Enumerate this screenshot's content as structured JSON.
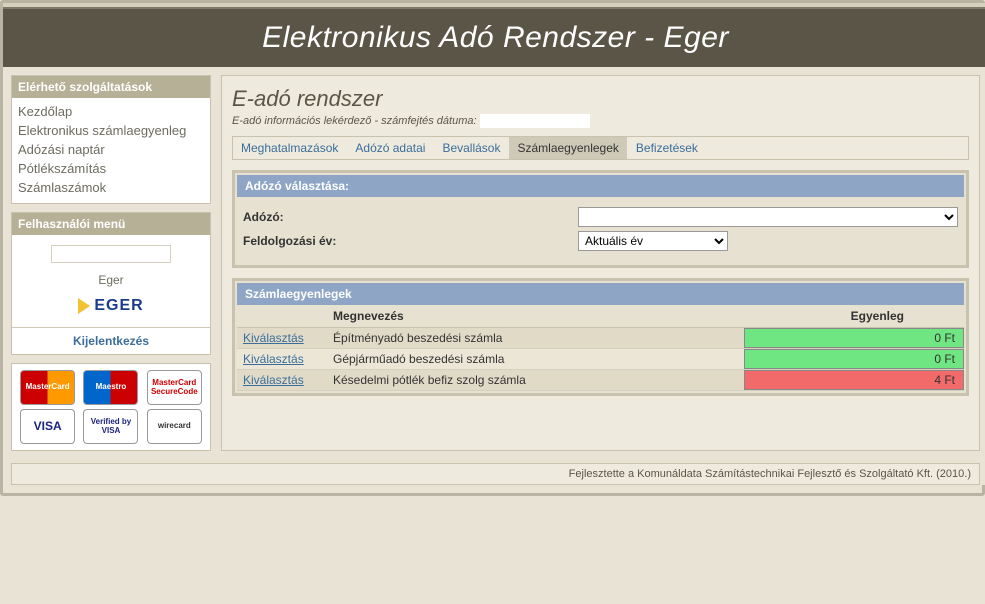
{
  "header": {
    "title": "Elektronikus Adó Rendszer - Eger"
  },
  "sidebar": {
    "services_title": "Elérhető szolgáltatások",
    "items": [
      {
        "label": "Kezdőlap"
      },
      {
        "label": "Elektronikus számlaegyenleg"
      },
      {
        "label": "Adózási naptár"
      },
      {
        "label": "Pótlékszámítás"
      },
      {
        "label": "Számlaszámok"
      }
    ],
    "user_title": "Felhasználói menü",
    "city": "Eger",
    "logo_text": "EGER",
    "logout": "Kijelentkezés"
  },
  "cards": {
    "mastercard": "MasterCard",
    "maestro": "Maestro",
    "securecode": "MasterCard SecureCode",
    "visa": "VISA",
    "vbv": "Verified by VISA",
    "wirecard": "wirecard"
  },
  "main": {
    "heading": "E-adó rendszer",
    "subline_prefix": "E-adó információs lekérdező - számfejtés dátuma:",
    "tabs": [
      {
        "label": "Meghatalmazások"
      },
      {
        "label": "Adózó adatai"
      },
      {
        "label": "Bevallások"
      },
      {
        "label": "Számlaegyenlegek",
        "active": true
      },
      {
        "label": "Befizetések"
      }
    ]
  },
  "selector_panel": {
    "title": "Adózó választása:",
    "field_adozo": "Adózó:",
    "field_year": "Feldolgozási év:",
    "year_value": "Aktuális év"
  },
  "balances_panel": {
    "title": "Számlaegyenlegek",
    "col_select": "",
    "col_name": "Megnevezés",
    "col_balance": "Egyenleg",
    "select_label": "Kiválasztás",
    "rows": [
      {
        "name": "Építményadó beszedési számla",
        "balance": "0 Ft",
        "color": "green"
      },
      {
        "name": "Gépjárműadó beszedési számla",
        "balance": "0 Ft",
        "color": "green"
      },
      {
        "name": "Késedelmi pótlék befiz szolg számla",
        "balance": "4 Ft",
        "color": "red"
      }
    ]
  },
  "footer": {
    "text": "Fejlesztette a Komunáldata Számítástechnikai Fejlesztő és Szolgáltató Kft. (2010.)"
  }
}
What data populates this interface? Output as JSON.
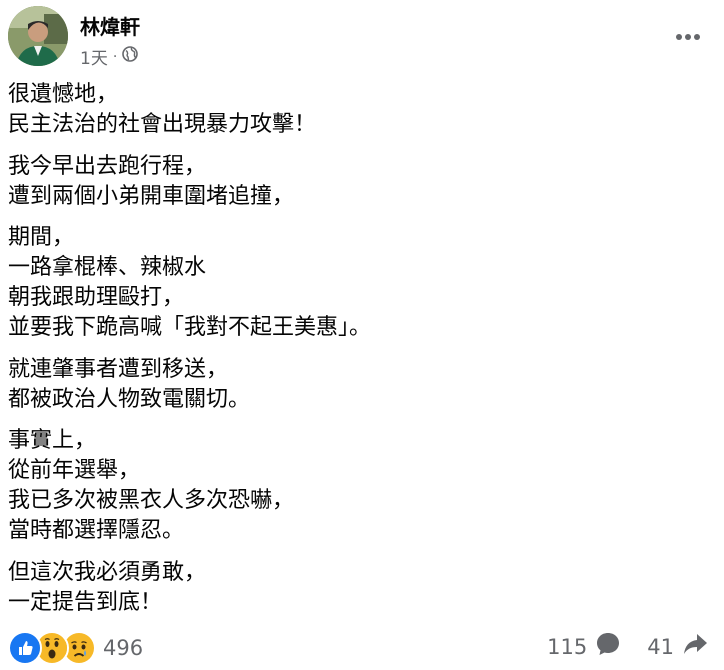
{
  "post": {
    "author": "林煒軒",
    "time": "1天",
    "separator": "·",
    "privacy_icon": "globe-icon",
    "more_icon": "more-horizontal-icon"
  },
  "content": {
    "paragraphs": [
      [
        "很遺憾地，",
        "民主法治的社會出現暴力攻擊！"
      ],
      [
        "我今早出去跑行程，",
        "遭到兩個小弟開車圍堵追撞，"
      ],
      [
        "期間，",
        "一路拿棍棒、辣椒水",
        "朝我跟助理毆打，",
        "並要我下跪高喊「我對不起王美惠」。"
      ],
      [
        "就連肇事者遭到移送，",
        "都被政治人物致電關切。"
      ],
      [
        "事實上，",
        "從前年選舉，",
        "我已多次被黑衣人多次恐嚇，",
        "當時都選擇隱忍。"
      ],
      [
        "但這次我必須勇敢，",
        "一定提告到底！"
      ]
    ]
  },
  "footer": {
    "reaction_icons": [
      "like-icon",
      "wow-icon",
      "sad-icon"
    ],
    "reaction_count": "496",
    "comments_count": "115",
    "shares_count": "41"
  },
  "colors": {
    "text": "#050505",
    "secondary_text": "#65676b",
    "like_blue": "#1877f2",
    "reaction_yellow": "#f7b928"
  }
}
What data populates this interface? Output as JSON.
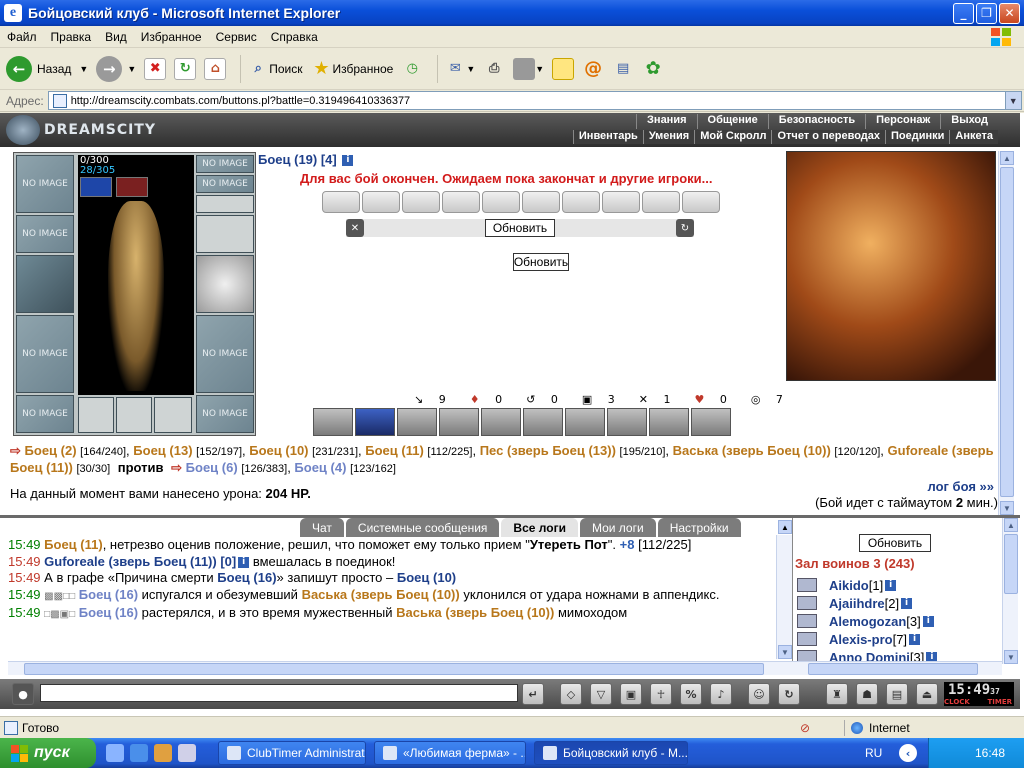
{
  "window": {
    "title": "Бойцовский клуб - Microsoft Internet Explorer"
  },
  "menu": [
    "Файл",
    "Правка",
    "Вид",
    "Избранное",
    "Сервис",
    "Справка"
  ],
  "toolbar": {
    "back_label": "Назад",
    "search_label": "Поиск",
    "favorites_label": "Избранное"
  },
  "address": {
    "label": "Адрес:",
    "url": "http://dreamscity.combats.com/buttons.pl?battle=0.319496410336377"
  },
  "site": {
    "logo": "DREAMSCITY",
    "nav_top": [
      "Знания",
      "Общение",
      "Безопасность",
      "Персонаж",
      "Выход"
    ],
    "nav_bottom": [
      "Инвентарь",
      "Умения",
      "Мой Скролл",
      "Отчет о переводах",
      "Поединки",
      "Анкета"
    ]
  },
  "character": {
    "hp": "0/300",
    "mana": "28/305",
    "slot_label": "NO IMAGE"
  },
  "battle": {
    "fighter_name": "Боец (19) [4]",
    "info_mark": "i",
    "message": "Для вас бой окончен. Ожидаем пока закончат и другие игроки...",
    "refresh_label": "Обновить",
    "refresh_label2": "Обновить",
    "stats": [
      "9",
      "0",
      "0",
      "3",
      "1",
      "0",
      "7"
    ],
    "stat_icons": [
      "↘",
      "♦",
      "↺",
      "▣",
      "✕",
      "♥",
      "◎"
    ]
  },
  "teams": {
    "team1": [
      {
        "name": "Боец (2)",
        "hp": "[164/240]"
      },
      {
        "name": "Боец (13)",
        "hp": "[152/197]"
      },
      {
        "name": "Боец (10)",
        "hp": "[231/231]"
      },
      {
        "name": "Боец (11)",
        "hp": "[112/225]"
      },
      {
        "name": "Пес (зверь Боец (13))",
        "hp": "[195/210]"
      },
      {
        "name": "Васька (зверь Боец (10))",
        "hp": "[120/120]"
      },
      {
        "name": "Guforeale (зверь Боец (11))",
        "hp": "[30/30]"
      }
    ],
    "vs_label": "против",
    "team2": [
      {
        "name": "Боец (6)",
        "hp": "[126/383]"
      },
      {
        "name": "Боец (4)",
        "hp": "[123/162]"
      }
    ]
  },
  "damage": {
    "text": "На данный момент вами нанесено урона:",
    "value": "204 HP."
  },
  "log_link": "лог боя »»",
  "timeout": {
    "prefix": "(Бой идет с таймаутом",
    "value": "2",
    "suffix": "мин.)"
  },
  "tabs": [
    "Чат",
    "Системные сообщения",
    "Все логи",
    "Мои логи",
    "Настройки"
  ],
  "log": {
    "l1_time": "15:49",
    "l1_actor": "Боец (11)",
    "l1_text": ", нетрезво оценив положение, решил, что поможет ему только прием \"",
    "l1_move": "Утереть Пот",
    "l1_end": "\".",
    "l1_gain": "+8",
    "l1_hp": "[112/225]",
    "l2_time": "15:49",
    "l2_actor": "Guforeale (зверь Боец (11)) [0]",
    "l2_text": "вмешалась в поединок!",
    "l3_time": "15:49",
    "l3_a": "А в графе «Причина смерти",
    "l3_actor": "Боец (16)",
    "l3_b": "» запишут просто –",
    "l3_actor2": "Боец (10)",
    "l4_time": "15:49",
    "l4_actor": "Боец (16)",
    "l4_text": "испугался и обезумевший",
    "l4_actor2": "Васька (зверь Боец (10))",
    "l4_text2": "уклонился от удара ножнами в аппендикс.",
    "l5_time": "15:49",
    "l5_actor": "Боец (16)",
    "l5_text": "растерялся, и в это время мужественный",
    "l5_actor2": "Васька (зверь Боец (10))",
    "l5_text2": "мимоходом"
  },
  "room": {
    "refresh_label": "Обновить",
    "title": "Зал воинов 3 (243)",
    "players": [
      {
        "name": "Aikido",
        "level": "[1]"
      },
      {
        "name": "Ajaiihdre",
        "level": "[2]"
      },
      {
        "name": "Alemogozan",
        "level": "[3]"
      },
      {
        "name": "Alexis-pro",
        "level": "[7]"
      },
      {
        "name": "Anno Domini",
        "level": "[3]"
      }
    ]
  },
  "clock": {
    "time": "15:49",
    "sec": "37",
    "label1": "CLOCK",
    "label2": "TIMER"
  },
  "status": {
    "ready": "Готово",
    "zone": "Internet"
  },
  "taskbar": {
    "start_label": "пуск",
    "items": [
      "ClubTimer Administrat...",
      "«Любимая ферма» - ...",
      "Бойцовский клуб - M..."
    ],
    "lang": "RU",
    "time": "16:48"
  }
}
--- --- ---
What is required:
Transcribe the whole listing exactly. Pictures are excluded.

Result for this exercise:
Enumerate this screenshot's content as structured JSON.
{
  "header": {
    "title": "Elektronikus Adó Rendszer - Eger"
  },
  "sidebar": {
    "services_title": "Elérhető szolgáltatások",
    "items": [
      {
        "label": "Kezdőlap"
      },
      {
        "label": "Elektronikus számlaegyenleg"
      },
      {
        "label": "Adózási naptár"
      },
      {
        "label": "Pótlékszámítás"
      },
      {
        "label": "Számlaszámok"
      }
    ],
    "user_title": "Felhasználói menü",
    "city": "Eger",
    "logo_text": "EGER",
    "logout": "Kijelentkezés"
  },
  "cards": {
    "mastercard": "MasterCard",
    "maestro": "Maestro",
    "securecode": "MasterCard SecureCode",
    "visa": "VISA",
    "vbv": "Verified by VISA",
    "wirecard": "wirecard"
  },
  "main": {
    "heading": "E-adó rendszer",
    "subline_prefix": "E-adó információs lekérdező - számfejtés dátuma:",
    "tabs": [
      {
        "label": "Meghatalmazások"
      },
      {
        "label": "Adózó adatai"
      },
      {
        "label": "Bevallások"
      },
      {
        "label": "Számlaegyenlegek",
        "active": true
      },
      {
        "label": "Befizetések"
      }
    ]
  },
  "selector_panel": {
    "title": "Adózó választása:",
    "field_adozo": "Adózó:",
    "field_year": "Feldolgozási év:",
    "year_value": "Aktuális év"
  },
  "balances_panel": {
    "title": "Számlaegyenlegek",
    "col_select": "",
    "col_name": "Megnevezés",
    "col_balance": "Egyenleg",
    "select_label": "Kiválasztás",
    "rows": [
      {
        "name": "Építményadó beszedési számla",
        "balance": "0 Ft",
        "color": "green"
      },
      {
        "name": "Gépjárműadó beszedési számla",
        "balance": "0 Ft",
        "color": "green"
      },
      {
        "name": "Késedelmi pótlék befiz szolg számla",
        "balance": "4 Ft",
        "color": "red"
      }
    ]
  },
  "footer": {
    "text": "Fejlesztette a Komunáldata Számítástechnikai Fejlesztő és Szolgáltató Kft. (2010.)"
  }
}
What data populates this interface? Output as JSON.
{
  "post": {
    "author": "林煒軒",
    "time": "1天",
    "separator": "·",
    "privacy_icon": "globe-icon",
    "more_icon": "more-horizontal-icon"
  },
  "content": {
    "paragraphs": [
      [
        "很遺憾地，",
        "民主法治的社會出現暴力攻擊！"
      ],
      [
        "我今早出去跑行程，",
        "遭到兩個小弟開車圍堵追撞，"
      ],
      [
        "期間，",
        "一路拿棍棒、辣椒水",
        "朝我跟助理毆打，",
        "並要我下跪高喊「我對不起王美惠」。"
      ],
      [
        "就連肇事者遭到移送，",
        "都被政治人物致電關切。"
      ],
      [
        "事實上，",
        "從前年選舉，",
        "我已多次被黑衣人多次恐嚇，",
        "當時都選擇隱忍。"
      ],
      [
        "但這次我必須勇敢，",
        "一定提告到底！"
      ]
    ]
  },
  "footer": {
    "reaction_icons": [
      "like-icon",
      "wow-icon",
      "sad-icon"
    ],
    "reaction_count": "496",
    "comments_count": "115",
    "shares_count": "41"
  },
  "colors": {
    "text": "#050505",
    "secondary_text": "#65676b",
    "like_blue": "#1877f2",
    "reaction_yellow": "#f7b928"
  }
}
What data populates this interface? Output as JSON.
{
  "window": {
    "title": "Бойцовский клуб - Microsoft Internet Explorer"
  },
  "menu": [
    "Файл",
    "Правка",
    "Вид",
    "Избранное",
    "Сервис",
    "Справка"
  ],
  "toolbar": {
    "back_label": "Назад",
    "search_label": "Поиск",
    "favorites_label": "Избранное"
  },
  "address": {
    "label": "Адрес:",
    "url": "http://dreamscity.combats.com/buttons.pl?battle=0.319496410336377"
  },
  "site": {
    "logo": "DREAMSCITY",
    "nav_top": [
      "Знания",
      "Общение",
      "Безопасность",
      "Персонаж",
      "Выход"
    ],
    "nav_bottom": [
      "Инвентарь",
      "Умения",
      "Мой Скролл",
      "Отчет о переводах",
      "Поединки",
      "Анкета"
    ]
  },
  "character": {
    "hp": "0/300",
    "mana": "28/305",
    "slot_label": "NO IMAGE"
  },
  "battle": {
    "fighter_name": "Боец (19) [4]",
    "info_mark": "i",
    "message": "Для вас бой окончен. Ожидаем пока закончат и другие игроки...",
    "refresh_label": "Обновить",
    "refresh_label2": "Обновить",
    "stats": [
      "9",
      "0",
      "0",
      "3",
      "1",
      "0",
      "7"
    ],
    "stat_icons": [
      "↘",
      "♦",
      "↺",
      "▣",
      "✕",
      "♥",
      "◎"
    ]
  },
  "teams": {
    "team1": [
      {
        "name": "Боец (2)",
        "hp": "[164/240]"
      },
      {
        "name": "Боец (13)",
        "hp": "[152/197]"
      },
      {
        "name": "Боец (10)",
        "hp": "[231/231]"
      },
      {
        "name": "Боец (11)",
        "hp": "[112/225]"
      },
      {
        "name": "Пес (зверь Боец (13))",
        "hp": "[195/210]"
      },
      {
        "name": "Васька (зверь Боец (10))",
        "hp": "[120/120]"
      },
      {
        "name": "Guforeale (зверь Боец (11))",
        "hp": "[30/30]"
      }
    ],
    "vs_label": "против",
    "team2": [
      {
        "name": "Боец (6)",
        "hp": "[126/383]"
      },
      {
        "name": "Боец (4)",
        "hp": "[123/162]"
      }
    ]
  },
  "damage": {
    "text": "На данный момент вами нанесено урона:",
    "value": "204 HP."
  },
  "log_link": "лог боя »»",
  "timeout": {
    "prefix": "(Бой идет с таймаутом",
    "value": "2",
    "suffix": "мин.)"
  },
  "tabs": [
    "Чат",
    "Системные сообщения",
    "Все логи",
    "Мои логи",
    "Настройки"
  ],
  "log": {
    "l1_time": "15:49",
    "l1_actor": "Боец (11)",
    "l1_text": ", нетрезво оценив положение, решил, что поможет ему только прием \"",
    "l1_move": "Утереть Пот",
    "l1_end": "\".",
    "l1_gain": "+8",
    "l1_hp": "[112/225]",
    "l2_time": "15:49",
    "l2_actor": "Guforeale (зверь Боец (11)) [0]",
    "l2_text": "вмешалась в поединок!",
    "l3_time": "15:49",
    "l3_a": "А в графе «Причина смерти",
    "l3_actor": "Боец (16)",
    "l3_b": "» запишут просто –",
    "l3_actor2": "Боец (10)",
    "l4_time": "15:49",
    "l4_actor": "Боец (16)",
    "l4_text": "испугался и обезумевший",
    "l4_actor2": "Васька (зверь Боец (10))",
    "l4_text2": "уклонился от удара ножнами в аппендикс.",
    "l5_time": "15:49",
    "l5_actor": "Боец (16)",
    "l5_text": "растерялся, и в это время мужественный",
    "l5_actor2": "Васька (зверь Боец (10))",
    "l5_text2": "мимоходом"
  },
  "room": {
    "refresh_label": "Обновить",
    "title": "Зал воинов 3 (243)",
    "players": [
      {
        "name": "Aikido",
        "level": "[1]"
      },
      {
        "name": "Ajaiihdre",
        "level": "[2]"
      },
      {
        "name": "Alemogozan",
        "level": "[3]"
      },
      {
        "name": "Alexis-pro",
        "level": "[7]"
      },
      {
        "name": "Anno Domini",
        "level": "[3]"
      }
    ]
  },
  "clock": {
    "time": "15:49",
    "sec": "37",
    "label1": "CLOCK",
    "label2": "TIMER"
  },
  "status": {
    "ready": "Готово",
    "zone": "Internet"
  },
  "taskbar": {
    "start_label": "пуск",
    "items": [
      "ClubTimer Administrat...",
      "«Любимая ферма» - ...",
      "Бойцовский клуб - M..."
    ],
    "lang": "RU",
    "time": "16:48"
  }
}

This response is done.